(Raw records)
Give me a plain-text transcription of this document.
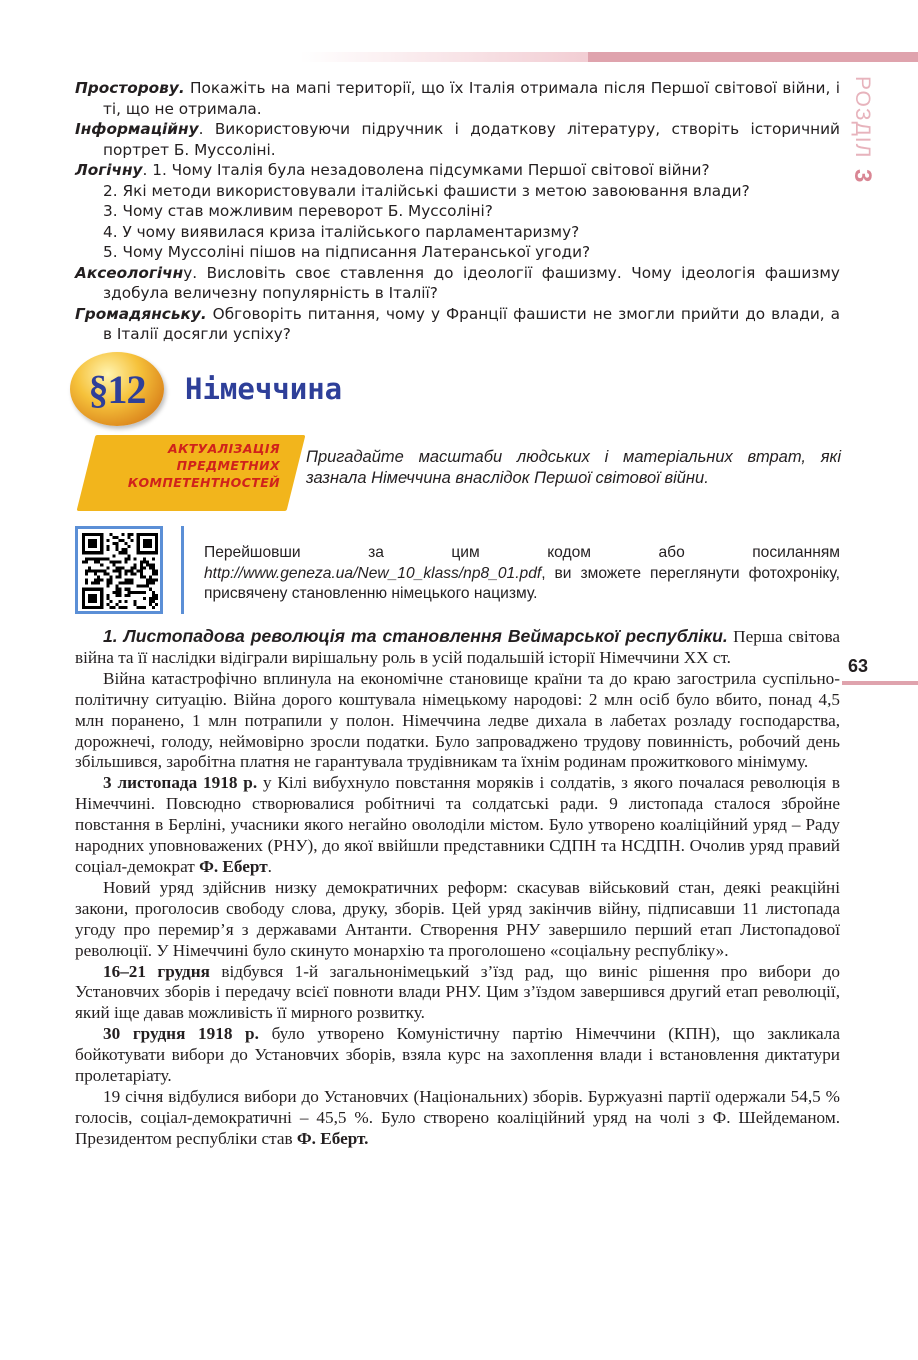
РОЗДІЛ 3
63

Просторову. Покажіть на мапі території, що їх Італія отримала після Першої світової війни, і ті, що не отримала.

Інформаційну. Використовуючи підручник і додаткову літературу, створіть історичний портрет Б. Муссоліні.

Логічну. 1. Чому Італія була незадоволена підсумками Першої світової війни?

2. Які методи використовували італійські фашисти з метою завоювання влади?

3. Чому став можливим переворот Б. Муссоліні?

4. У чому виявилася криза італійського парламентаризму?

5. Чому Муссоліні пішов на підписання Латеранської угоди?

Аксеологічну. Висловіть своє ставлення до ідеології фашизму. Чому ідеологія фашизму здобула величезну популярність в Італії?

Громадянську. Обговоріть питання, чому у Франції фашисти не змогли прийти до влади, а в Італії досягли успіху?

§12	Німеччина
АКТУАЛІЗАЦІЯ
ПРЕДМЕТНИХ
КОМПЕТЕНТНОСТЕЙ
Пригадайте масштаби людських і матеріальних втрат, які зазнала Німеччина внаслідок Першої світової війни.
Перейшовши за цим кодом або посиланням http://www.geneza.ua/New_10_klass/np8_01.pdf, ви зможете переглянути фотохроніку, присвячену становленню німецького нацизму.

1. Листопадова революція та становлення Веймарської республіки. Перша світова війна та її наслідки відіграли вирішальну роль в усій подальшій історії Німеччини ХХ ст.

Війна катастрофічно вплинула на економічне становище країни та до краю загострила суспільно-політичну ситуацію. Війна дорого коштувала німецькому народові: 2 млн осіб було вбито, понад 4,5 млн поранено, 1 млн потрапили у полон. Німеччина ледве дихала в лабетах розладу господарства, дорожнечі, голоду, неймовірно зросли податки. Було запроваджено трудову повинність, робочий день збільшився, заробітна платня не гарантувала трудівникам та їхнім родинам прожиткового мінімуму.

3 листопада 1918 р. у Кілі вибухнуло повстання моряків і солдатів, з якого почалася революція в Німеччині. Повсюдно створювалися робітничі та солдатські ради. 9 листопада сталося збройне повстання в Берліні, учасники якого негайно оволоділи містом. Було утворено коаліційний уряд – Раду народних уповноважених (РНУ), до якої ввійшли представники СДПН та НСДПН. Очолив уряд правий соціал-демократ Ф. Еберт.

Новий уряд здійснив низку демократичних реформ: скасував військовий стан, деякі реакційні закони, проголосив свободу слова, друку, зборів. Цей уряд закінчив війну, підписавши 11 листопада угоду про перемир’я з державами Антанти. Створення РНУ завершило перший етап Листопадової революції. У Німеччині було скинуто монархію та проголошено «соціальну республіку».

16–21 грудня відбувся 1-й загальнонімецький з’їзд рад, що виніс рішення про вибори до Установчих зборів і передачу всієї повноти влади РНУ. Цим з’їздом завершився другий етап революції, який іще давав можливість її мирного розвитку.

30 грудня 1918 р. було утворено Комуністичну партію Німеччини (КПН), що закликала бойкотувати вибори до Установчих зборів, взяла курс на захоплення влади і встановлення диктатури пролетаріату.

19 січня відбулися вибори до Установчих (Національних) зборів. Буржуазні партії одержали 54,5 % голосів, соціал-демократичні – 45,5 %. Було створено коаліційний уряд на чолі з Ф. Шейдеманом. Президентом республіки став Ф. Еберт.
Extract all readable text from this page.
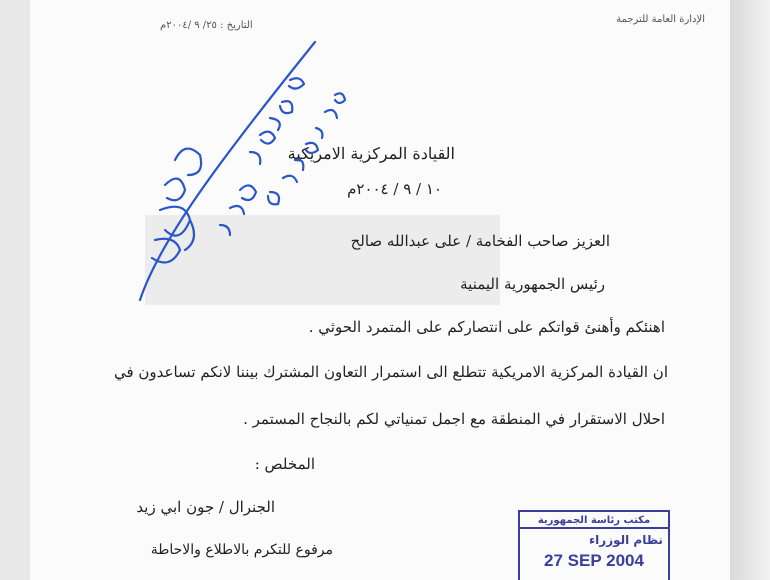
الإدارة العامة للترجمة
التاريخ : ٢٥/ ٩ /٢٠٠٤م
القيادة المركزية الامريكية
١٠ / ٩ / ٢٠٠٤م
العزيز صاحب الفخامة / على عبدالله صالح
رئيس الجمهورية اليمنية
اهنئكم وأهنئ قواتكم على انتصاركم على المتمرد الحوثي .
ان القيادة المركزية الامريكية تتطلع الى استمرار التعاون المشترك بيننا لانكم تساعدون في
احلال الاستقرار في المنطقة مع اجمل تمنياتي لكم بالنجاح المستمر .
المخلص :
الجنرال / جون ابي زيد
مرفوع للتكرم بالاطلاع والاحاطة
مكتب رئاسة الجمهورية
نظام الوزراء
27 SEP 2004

---

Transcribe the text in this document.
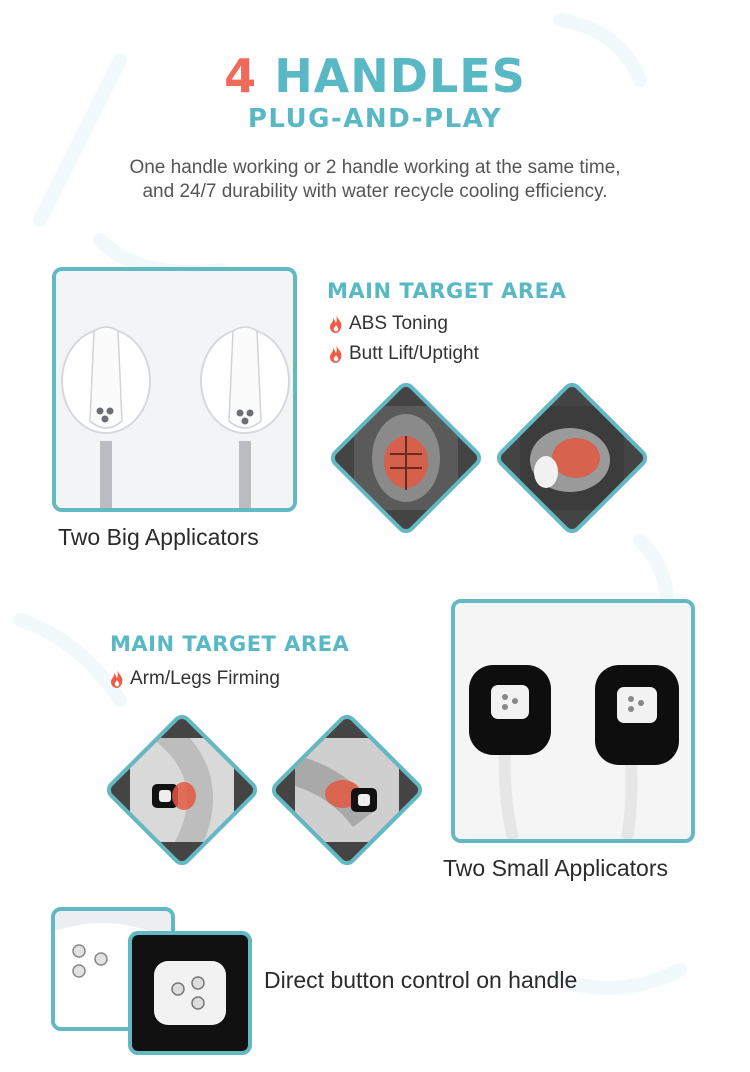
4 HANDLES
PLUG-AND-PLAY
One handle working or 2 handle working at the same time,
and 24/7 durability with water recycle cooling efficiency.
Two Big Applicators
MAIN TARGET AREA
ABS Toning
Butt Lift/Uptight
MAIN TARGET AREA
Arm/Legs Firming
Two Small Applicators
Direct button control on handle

Exercise aim
List all lines where "this" occurs.

Full solution
Give me a plain-text transcription of this document.
Extract all readable text from this page.
Transcribe the text in this document.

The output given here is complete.